* Begin *
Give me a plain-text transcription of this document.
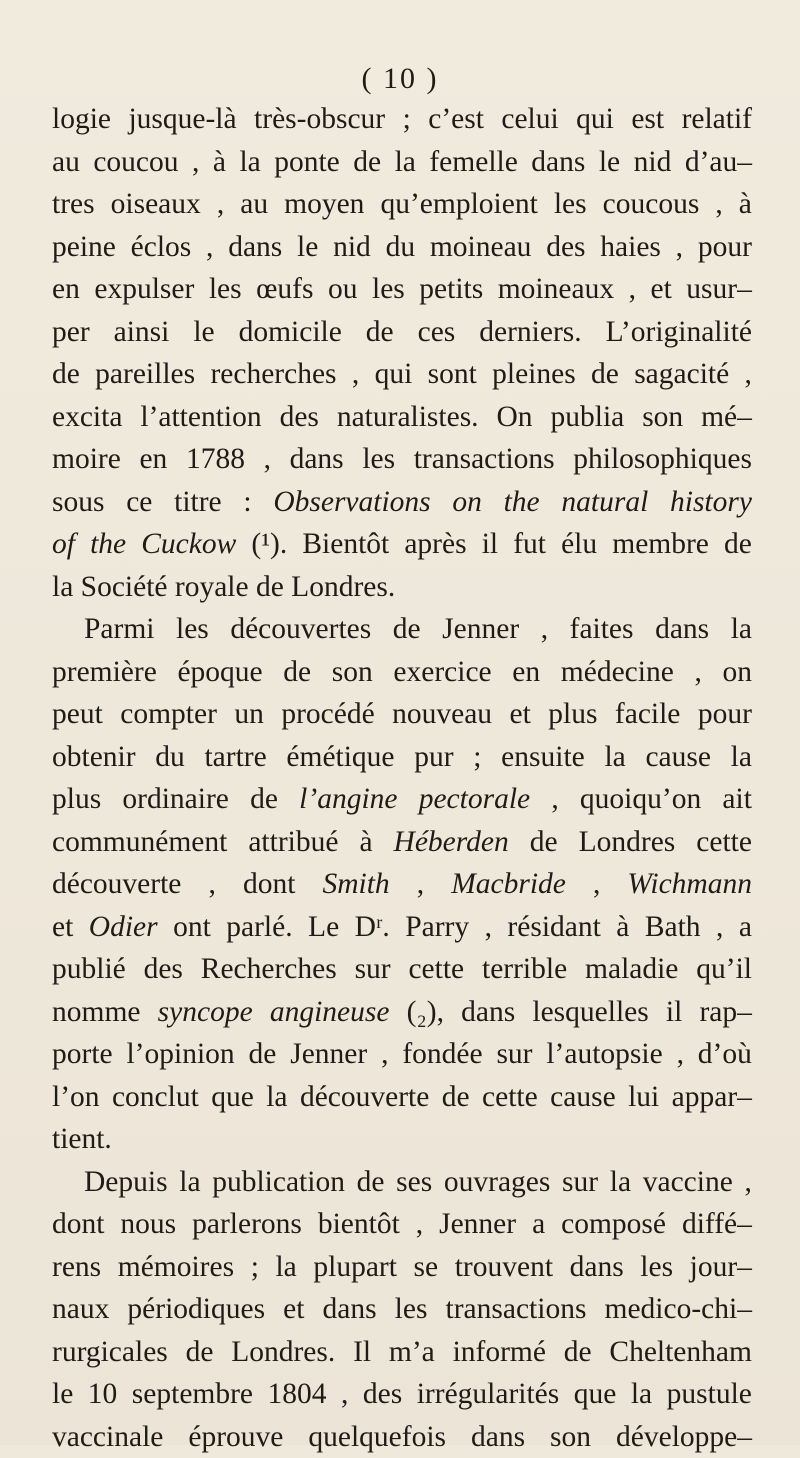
( 10 )
logie jusque-là très-obscur ; c’est celui qui est relatif
au coucou , à la ponte de la femelle dans le nid d’au–
tres oiseaux , au moyen qu’emploient les coucous , à
peine éclos , dans le nid du moineau des haies , pour
en expulser les œufs ou les petits moineaux , et usur–
per ainsi le domicile de ces derniers. L’originalité
de pareilles recherches , qui sont pleines de sagacité ,
excita l’attention des naturalistes. On publia son mé–
moire en 1788 , dans les transactions philosophiques
sous ce titre : Observations on the natural history
of the Cuckow (¹). Bientôt après il fut élu membre de
la Société royale de Londres.
Parmi les découvertes de Jenner , faites dans la
première époque de son exercice en médecine , on
peut compter un procédé nouveau et plus facile pour
obtenir du tartre émétique pur ; ensuite la cause la
plus ordinaire de l’angine pectorale , quoiqu’on ait
communément attribué à Héberden de Londres cette
découverte , dont Smith , Macbride , Wichmann
et Odier ont parlé. Le Dʳ. Parry , résidant à Bath , a
publié des Recherches sur cette terrible maladie qu’il
nomme syncope angineuse (₂), dans lesquelles il rap–
porte l’opinion de Jenner , fondée sur l’autopsie , d’où
l’on conclut que la découverte de cette cause lui appar–
tient.
Depuis la publication de ses ouvrages sur la vaccine ,
dont nous parlerons bientôt , Jenner a composé diffé–
rens mémoires ; la plupart se trouvent dans les jour–
naux périodiques et dans les transactions medico-chi–
rurgicales de Londres. Il m’a informé de Cheltenham
le 10 septembre 1804 , des irrégularités que la pustule
vaccinale éprouve quelquefois dans son développe–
* End *
Write out the records above exactly as they stand, leaving out every picture.

Solution below:
Give me a plain-text transcription of this document.
( 10 )
logie jusque-là très-obscur ; c’est celui qui est relatif
au coucou , à la ponte de la femelle dans le nid d’au–
tres oiseaux , au moyen qu’emploient les coucous , à
peine éclos , dans le nid du moineau des haies , pour
en expulser les œufs ou les petits moineaux , et usur–
per ainsi le domicile de ces derniers. L’originalité
de pareilles recherches , qui sont pleines de sagacité ,
excita l’attention des naturalistes. On publia son mé–
moire en 1788 , dans les transactions philosophiques
sous ce titre : Observations on the natural history
of the Cuckow (¹). Bientôt après il fut élu membre de
la Société royale de Londres.
Parmi les découvertes de Jenner , faites dans la
première époque de son exercice en médecine , on
peut compter un procédé nouveau et plus facile pour
obtenir du tartre émétique pur ; ensuite la cause la
plus ordinaire de l’angine pectorale , quoiqu’on ait
communément attribué à Héberden de Londres cette
découverte , dont Smith , Macbride , Wichmann
et Odier ont parlé. Le Dʳ. Parry , résidant à Bath , a
publié des Recherches sur cette terrible maladie qu’il
nomme syncope angineuse (₂), dans lesquelles il rap–
porte l’opinion de Jenner , fondée sur l’autopsie , d’où
l’on conclut que la découverte de cette cause lui appar–
tient.
Depuis la publication de ses ouvrages sur la vaccine ,
dont nous parlerons bientôt , Jenner a composé diffé–
rens mémoires ; la plupart se trouvent dans les jour–
naux périodiques et dans les transactions medico-chi–
rurgicales de Londres. Il m’a informé de Cheltenham
le 10 septembre 1804 , des irrégularités que la pustule
vaccinale éprouve quelquefois dans son développe–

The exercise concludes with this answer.